■ REQUIRED WORK: Go through the listing and write out all of it exactly.

■ DATA EXCERPTS:
--- BEGIN ---

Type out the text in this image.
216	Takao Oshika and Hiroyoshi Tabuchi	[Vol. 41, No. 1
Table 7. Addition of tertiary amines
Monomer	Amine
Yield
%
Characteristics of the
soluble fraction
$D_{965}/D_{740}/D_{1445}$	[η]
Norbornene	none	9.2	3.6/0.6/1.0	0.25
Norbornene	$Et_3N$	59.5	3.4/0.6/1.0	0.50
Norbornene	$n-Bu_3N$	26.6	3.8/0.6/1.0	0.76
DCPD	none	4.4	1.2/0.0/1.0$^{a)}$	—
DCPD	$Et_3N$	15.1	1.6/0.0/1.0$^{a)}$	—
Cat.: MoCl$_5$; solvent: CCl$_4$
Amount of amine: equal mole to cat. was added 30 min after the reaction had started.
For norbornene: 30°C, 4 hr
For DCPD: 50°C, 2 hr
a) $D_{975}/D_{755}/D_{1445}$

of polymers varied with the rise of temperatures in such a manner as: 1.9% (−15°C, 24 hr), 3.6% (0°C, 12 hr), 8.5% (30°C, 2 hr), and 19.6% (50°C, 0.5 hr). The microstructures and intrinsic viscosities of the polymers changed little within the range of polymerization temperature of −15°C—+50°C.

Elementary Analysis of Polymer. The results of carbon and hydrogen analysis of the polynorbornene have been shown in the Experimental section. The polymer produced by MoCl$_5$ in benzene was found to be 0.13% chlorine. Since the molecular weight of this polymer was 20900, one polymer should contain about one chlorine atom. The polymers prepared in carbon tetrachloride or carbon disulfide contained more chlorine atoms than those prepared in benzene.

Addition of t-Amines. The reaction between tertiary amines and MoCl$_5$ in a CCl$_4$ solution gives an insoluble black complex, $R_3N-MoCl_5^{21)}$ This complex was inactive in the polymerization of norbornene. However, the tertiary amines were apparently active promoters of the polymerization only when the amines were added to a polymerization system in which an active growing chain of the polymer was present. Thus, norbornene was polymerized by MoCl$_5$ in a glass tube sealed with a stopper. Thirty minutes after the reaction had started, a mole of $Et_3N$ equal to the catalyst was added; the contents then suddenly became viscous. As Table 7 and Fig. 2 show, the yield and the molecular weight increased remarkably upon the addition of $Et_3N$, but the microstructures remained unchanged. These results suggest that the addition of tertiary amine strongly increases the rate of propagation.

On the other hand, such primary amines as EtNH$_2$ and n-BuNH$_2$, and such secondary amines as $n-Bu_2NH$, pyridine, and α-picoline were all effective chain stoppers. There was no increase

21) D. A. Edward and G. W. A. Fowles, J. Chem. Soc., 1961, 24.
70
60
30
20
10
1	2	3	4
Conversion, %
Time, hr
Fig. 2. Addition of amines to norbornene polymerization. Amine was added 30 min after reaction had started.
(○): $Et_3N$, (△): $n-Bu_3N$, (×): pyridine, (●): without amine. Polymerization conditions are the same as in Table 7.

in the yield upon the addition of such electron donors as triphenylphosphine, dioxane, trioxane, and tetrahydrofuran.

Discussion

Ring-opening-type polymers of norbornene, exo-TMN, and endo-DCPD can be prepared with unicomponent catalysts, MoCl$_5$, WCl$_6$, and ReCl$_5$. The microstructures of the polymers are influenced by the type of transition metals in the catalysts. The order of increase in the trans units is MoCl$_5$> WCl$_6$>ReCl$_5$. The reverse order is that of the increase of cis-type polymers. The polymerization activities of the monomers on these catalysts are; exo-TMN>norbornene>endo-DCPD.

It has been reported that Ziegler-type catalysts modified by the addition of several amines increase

--- END ---

■ ANSWER IN FULL:
Type out the text in this image.
216	Takao Oshika and Hiroyoshi Tabuchi	[Vol. 41, No. 1
Table 7. Addition of tertiary amines
Monomer	Amine
Yield
%
Characteristics of the
soluble fraction
$D_{965}/D_{740}/D_{1445}$	[η]
Norbornene	none	9.2	3.6/0.6/1.0	0.25
Norbornene	$Et_3N$	59.5	3.4/0.6/1.0	0.50
Norbornene	$n-Bu_3N$	26.6	3.8/0.6/1.0	0.76
DCPD	none	4.4	1.2/0.0/1.0$^{a)}$	—
DCPD	$Et_3N$	15.1	1.6/0.0/1.0$^{a)}$	—
Cat.: MoCl$_5$; solvent: CCl$_4$
Amount of amine: equal mole to cat. was added 30 min after the reaction had started.
For norbornene: 30°C, 4 hr
For DCPD: 50°C, 2 hr
a) $D_{975}/D_{755}/D_{1445}$

of polymers varied with the rise of temperatures in such a manner as: 1.9% (−15°C, 24 hr), 3.6% (0°C, 12 hr), 8.5% (30°C, 2 hr), and 19.6% (50°C, 0.5 hr). The microstructures and intrinsic viscosities of the polymers changed little within the range of polymerization temperature of −15°C—+50°C.

Elementary Analysis of Polymer. The results of carbon and hydrogen analysis of the polynorbornene have been shown in the Experimental section. The polymer produced by MoCl$_5$ in benzene was found to be 0.13% chlorine. Since the molecular weight of this polymer was 20900, one polymer should contain about one chlorine atom. The polymers prepared in carbon tetrachloride or carbon disulfide contained more chlorine atoms than those prepared in benzene.

Addition of t-Amines. The reaction between tertiary amines and MoCl$_5$ in a CCl$_4$ solution gives an insoluble black complex, $R_3N-MoCl_5^{21)}$ This complex was inactive in the polymerization of norbornene. However, the tertiary amines were apparently active promoters of the polymerization only when the amines were added to a polymerization system in which an active growing chain of the polymer was present. Thus, norbornene was polymerized by MoCl$_5$ in a glass tube sealed with a stopper. Thirty minutes after the reaction had started, a mole of $Et_3N$ equal to the catalyst was added; the contents then suddenly became viscous. As Table 7 and Fig. 2 show, the yield and the molecular weight increased remarkably upon the addition of $Et_3N$, but the microstructures remained unchanged. These results suggest that the addition of tertiary amine strongly increases the rate of propagation.

On the other hand, such primary amines as EtNH$_2$ and n-BuNH$_2$, and such secondary amines as $n-Bu_2NH$, pyridine, and α-picoline were all effective chain stoppers. There was no increase

21) D. A. Edward and G. W. A. Fowles, J. Chem. Soc., 1961, 24.
70
60
30
20
10
1	2	3	4
Conversion, %
Time, hr
Fig. 2. Addition of amines to norbornene polymerization. Amine was added 30 min after reaction had started.
(○): $Et_3N$, (△): $n-Bu_3N$, (×): pyridine, (●): without amine. Polymerization conditions are the same as in Table 7.

in the yield upon the addition of such electron donors as triphenylphosphine, dioxane, trioxane, and tetrahydrofuran.

Discussion

Ring-opening-type polymers of norbornene, exo-TMN, and endo-DCPD can be prepared with unicomponent catalysts, MoCl$_5$, WCl$_6$, and ReCl$_5$. The microstructures of the polymers are influenced by the type of transition metals in the catalysts. The order of increase in the trans units is MoCl$_5$> WCl$_6$>ReCl$_5$. The reverse order is that of the increase of cis-type polymers. The polymerization activities of the monomers on these catalysts are; exo-TMN>norbornene>endo-DCPD.

It has been reported that Ziegler-type catalysts modified by the addition of several amines increase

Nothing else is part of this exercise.